-- Begin --
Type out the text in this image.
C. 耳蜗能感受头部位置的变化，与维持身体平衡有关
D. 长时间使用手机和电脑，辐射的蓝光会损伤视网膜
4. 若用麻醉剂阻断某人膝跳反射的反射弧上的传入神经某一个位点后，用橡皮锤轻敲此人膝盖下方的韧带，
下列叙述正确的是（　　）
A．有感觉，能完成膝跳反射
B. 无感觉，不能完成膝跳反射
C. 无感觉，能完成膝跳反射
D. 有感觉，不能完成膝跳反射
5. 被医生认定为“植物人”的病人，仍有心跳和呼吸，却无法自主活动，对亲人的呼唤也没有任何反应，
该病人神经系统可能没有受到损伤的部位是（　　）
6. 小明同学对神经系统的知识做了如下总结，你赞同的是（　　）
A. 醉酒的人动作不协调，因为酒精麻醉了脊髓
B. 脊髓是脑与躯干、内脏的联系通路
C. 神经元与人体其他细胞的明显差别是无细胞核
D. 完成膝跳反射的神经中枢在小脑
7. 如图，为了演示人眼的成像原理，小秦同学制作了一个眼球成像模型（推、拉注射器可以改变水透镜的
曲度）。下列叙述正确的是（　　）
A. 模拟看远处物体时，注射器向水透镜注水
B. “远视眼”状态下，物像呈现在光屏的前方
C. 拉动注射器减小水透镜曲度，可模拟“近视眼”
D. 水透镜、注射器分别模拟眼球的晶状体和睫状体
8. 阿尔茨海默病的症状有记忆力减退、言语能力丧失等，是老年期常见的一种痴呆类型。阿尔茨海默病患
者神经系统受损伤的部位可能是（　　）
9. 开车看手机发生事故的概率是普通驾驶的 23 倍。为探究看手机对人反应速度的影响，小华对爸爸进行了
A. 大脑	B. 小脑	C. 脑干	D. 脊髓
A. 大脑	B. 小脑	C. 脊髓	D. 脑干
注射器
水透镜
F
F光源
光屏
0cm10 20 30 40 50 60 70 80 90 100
-- End --
-- Begin --
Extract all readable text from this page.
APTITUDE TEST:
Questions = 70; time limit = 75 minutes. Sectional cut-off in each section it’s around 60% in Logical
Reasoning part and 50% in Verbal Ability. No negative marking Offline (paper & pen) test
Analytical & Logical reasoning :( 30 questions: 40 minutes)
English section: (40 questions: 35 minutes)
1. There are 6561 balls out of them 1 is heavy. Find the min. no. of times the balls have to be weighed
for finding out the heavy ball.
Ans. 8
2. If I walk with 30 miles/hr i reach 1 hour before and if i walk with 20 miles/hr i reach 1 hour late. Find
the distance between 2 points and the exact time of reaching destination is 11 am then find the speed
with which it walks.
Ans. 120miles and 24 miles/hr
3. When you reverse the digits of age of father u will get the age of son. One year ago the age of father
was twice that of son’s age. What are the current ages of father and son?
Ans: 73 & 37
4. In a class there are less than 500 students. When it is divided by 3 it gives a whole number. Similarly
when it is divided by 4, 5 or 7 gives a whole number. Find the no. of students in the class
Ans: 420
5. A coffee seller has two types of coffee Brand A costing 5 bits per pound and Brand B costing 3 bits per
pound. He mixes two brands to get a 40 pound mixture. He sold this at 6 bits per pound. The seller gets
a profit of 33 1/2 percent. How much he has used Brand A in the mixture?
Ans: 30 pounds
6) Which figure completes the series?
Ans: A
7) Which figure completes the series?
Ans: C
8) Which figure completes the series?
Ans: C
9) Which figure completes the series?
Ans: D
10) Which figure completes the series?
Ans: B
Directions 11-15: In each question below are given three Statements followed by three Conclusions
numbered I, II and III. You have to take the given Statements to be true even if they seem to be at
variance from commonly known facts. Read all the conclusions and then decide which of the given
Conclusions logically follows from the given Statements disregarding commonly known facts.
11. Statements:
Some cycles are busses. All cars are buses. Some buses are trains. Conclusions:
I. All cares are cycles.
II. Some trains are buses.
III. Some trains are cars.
-- End --
EXERCISE INSTRUCTIONS: Where a line in the material above holds "divided", copy that line.

THE OUTPUT:
4. In a class there are less than 500 students. When it is divided by 3 it gives a whole number. Similarly
when it is divided by 4, 5 or 7 gives a whole number. Find the no. of students in the class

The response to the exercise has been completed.